OBJECTIVE: Tally up the lines where the string "Transfer" appears; reply with the number only.

RECORD LIST:
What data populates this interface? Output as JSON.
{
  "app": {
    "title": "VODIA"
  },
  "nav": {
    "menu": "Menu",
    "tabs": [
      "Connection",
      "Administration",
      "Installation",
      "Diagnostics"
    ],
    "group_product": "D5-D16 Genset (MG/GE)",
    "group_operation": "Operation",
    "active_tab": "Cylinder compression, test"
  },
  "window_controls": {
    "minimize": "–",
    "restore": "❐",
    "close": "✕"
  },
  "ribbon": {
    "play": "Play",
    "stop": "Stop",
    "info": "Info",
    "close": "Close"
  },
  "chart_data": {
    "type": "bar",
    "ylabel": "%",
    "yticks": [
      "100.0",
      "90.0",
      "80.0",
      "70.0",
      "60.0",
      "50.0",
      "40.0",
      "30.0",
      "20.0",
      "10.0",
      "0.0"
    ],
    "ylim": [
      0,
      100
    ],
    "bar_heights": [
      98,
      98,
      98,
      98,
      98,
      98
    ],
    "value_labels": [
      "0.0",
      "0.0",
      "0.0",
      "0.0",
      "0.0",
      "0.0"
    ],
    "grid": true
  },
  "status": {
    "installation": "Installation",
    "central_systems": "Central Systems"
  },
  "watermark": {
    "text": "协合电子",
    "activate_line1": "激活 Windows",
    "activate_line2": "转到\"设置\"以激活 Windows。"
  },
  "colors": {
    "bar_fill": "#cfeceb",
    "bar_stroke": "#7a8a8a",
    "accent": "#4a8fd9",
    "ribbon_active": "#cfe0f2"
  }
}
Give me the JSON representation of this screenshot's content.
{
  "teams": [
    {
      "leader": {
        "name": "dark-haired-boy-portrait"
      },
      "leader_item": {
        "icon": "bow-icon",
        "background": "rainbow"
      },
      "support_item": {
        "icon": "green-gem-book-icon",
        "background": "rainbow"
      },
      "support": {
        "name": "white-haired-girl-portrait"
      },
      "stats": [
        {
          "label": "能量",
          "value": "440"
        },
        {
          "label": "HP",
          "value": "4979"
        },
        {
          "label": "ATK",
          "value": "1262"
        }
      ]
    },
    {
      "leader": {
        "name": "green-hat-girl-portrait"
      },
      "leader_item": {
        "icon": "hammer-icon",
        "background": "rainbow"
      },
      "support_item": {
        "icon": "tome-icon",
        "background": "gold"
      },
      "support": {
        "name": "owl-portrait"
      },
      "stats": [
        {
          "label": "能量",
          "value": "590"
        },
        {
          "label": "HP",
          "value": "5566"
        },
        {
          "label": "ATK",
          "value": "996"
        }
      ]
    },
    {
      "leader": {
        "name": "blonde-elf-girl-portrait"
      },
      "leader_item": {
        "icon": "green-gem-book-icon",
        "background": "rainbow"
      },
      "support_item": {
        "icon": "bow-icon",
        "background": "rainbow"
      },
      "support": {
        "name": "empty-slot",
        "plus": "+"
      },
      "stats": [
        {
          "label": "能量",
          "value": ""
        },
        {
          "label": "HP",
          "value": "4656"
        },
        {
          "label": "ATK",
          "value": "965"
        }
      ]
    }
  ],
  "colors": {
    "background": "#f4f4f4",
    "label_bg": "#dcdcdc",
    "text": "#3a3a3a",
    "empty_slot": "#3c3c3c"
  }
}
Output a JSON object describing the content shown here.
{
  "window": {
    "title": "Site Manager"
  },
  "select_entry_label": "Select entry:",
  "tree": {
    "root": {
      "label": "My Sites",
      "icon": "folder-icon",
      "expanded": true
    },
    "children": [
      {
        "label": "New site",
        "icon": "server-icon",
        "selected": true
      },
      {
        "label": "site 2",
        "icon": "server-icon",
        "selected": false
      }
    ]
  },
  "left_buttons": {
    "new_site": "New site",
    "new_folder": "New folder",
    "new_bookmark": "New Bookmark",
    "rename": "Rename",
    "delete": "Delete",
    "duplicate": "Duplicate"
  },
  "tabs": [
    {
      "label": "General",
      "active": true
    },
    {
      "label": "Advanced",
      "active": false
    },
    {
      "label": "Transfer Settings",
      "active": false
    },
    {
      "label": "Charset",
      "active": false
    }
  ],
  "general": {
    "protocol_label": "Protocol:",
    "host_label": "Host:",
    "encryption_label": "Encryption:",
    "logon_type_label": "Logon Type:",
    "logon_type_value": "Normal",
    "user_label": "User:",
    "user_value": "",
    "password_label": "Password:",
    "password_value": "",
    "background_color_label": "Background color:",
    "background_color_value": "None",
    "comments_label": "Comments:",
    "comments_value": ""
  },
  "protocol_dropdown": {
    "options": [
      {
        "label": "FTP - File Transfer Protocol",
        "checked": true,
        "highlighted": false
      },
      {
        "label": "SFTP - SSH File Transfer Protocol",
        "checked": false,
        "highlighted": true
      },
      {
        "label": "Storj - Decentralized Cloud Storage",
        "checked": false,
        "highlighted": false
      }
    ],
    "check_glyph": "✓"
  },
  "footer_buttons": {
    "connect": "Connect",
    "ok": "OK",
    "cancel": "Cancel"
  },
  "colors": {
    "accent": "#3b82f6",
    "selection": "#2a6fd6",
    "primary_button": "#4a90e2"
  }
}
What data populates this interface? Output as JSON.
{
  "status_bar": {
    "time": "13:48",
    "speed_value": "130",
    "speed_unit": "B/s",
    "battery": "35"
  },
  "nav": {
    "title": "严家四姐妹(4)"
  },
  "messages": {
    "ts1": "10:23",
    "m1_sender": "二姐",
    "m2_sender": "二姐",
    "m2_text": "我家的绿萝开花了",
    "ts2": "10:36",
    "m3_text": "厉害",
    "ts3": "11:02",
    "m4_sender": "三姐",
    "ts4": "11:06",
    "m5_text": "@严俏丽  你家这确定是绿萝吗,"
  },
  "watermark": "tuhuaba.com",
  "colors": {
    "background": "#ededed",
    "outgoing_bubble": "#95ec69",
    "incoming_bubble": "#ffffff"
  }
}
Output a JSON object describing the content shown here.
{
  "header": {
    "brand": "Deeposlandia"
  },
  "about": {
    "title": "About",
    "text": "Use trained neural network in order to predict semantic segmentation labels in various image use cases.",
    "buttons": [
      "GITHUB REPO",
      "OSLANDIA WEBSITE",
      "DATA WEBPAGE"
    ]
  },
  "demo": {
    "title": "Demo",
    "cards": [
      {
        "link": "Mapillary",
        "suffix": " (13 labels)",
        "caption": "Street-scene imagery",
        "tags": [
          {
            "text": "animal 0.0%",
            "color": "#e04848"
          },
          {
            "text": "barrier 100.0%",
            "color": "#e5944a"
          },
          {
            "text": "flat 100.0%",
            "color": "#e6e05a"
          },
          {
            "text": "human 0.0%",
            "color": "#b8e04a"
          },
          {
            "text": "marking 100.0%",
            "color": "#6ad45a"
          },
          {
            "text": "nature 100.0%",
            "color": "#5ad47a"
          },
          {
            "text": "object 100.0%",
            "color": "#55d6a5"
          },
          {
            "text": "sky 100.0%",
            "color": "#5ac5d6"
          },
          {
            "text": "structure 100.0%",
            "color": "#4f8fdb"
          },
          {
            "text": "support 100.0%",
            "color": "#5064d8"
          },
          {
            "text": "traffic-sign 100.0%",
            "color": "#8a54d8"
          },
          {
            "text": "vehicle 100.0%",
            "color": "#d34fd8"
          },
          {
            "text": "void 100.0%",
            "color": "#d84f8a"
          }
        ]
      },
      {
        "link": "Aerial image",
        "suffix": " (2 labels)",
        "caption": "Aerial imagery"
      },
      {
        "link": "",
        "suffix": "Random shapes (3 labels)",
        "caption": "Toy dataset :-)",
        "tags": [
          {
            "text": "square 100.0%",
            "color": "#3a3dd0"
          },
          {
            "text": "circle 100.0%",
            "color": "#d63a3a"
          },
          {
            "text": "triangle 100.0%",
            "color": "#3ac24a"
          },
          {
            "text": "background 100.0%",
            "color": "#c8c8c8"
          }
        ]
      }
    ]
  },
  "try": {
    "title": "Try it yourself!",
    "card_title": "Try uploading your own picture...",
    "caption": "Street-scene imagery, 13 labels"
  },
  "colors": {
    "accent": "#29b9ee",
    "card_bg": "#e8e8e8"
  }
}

RESULT OF THE TASK: 3